- TEXT EXCERPT
= Beginning of Section =

Cardiologists urged to reduce inappropriate radiation exposure, Medical Press 8 Jan 14 Cardiologists are being urged to reduce patient radiation exposure in a European Society of Cardiology (ESC) position paper which outlines doses and risks of common cardiology examinations for the first time. The paper is published today in the European Heart Journal.

Lead author, Dr Eugenio Picano, FESC, said: “Cardiologists today, are the true contemporary radiologists. Cardiology accounts for 40% of patient radiology exposure and equals more than 50 chest X-rays per person per year.”

He added: “Unfortunately, radiation risks are not widely known to all and patients and this creates a potential for unwanted damage that will appear as cancers, decades down the line. We need the entire cardiology community to be proactive in minimising the radiological friendly fire in our imaging labs.”

= End of Section =

- EXERCISES TO COMPLETE
[1] Copy the stretch of the cardiology radiation article from "Cardiologists urged to" through "the European Heart Journal." word for word.
[2] Answer these questions from the cardiology radiation article:
(a) In which journal is the position paper published?
(b) What share of patient radiology exposure does cardiology account for?
(c) As what will the unwanted damage appear?

- GIVEN ENTRIES
= Beginning of Section =

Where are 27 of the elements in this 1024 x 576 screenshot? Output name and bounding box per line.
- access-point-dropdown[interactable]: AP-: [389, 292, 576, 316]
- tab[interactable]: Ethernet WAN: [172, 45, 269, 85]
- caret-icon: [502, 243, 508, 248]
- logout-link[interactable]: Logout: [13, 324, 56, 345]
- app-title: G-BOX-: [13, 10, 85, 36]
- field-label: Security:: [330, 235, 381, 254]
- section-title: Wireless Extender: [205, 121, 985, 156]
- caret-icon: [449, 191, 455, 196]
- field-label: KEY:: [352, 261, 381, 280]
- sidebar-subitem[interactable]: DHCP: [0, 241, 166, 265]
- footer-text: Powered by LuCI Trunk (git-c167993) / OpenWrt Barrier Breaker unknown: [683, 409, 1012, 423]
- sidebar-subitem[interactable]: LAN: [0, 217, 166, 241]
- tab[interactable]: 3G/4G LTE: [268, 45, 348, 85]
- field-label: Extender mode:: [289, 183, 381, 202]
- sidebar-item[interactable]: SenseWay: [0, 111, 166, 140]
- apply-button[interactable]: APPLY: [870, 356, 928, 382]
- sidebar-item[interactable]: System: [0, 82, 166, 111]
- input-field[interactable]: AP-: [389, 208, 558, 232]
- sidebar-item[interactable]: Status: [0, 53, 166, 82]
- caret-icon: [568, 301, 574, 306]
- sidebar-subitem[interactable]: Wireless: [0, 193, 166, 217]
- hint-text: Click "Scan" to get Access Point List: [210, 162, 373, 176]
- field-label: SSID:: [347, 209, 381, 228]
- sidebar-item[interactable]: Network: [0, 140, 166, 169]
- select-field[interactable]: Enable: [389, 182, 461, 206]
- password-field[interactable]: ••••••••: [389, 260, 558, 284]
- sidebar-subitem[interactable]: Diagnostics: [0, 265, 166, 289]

= End of Section =

- SOLUTIONS TO THE PROBLEMS
[1]
Cardiologists urged to reduce inappropriate radiation exposure, Medical Press 8 Jan 14 Cardiologists are being urged to reduce patient radiation exposure in a European Society of Cardiology (ESC) position paper which outlines doses and risks of common cardiology examinations for the first time. The paper is published today in the European Heart Journal.

[2]
(a) The European Heart Journal.
(b) 40%.
(c) As cancers, decades down the line.